#### Material:
^^^^^^^^
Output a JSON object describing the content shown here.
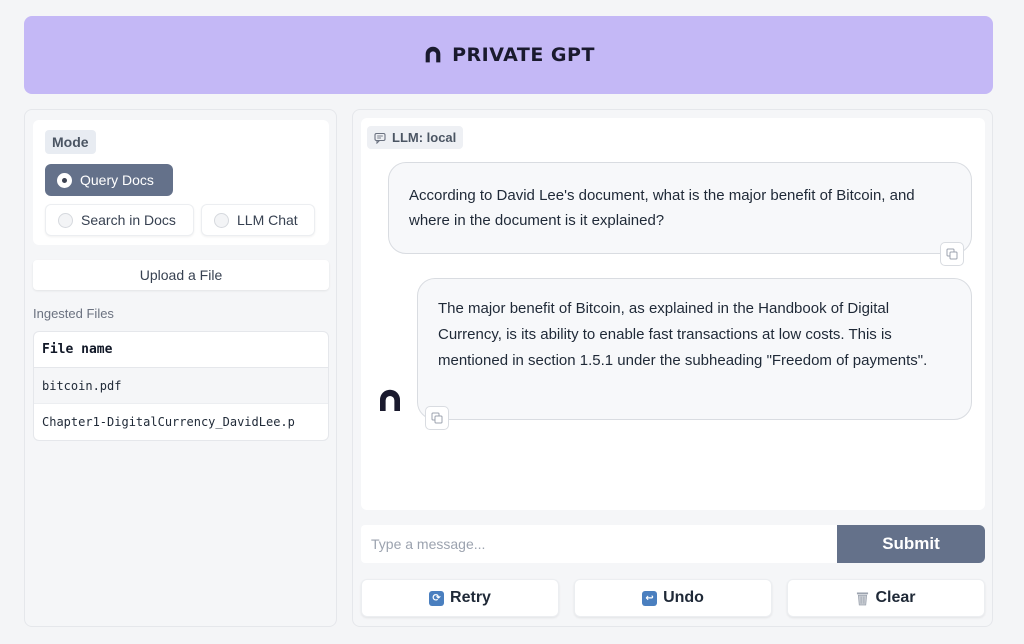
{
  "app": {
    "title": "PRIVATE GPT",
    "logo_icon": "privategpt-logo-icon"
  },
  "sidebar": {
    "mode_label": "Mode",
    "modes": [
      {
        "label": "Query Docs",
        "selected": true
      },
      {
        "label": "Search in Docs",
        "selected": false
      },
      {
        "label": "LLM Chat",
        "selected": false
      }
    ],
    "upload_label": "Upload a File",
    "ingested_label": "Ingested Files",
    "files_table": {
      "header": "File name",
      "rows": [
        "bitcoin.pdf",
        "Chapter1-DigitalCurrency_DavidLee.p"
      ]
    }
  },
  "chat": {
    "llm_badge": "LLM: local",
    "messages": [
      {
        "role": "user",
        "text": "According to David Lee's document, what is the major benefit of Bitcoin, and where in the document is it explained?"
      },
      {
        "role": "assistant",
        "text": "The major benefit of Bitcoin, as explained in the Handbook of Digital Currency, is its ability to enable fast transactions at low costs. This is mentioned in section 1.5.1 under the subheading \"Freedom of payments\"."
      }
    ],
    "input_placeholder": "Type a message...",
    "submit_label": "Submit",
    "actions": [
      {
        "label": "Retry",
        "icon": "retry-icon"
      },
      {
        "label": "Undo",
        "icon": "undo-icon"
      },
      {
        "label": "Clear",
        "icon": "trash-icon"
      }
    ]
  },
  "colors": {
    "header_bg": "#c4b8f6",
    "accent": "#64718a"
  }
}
^^^^^^^^
#### Short problem:
Reproduce the entries above without change, omitting all pictures.

#### Response to the task:
Output a JSON object describing the content shown here.
{
  "app": {
    "title": "PRIVATE GPT",
    "logo_icon": "privategpt-logo-icon"
  },
  "sidebar": {
    "mode_label": "Mode",
    "modes": [
      {
        "label": "Query Docs",
        "selected": true
      },
      {
        "label": "Search in Docs",
        "selected": false
      },
      {
        "label": "LLM Chat",
        "selected": false
      }
    ],
    "upload_label": "Upload a File",
    "ingested_label": "Ingested Files",
    "files_table": {
      "header": "File name",
      "rows": [
        "bitcoin.pdf",
        "Chapter1-DigitalCurrency_DavidLee.p"
      ]
    }
  },
  "chat": {
    "llm_badge": "LLM: local",
    "messages": [
      {
        "role": "user",
        "text": "According to David Lee's document, what is the major benefit of Bitcoin, and where in the document is it explained?"
      },
      {
        "role": "assistant",
        "text": "The major benefit of Bitcoin, as explained in the Handbook of Digital Currency, is its ability to enable fast transactions at low costs. This is mentioned in section 1.5.1 under the subheading \"Freedom of payments\"."
      }
    ],
    "input_placeholder": "Type a message...",
    "submit_label": "Submit",
    "actions": [
      {
        "label": "Retry",
        "icon": "retry-icon"
      },
      {
        "label": "Undo",
        "icon": "undo-icon"
      },
      {
        "label": "Clear",
        "icon": "trash-icon"
      }
    ]
  },
  "colors": {
    "header_bg": "#c4b8f6",
    "accent": "#64718a"
  }
}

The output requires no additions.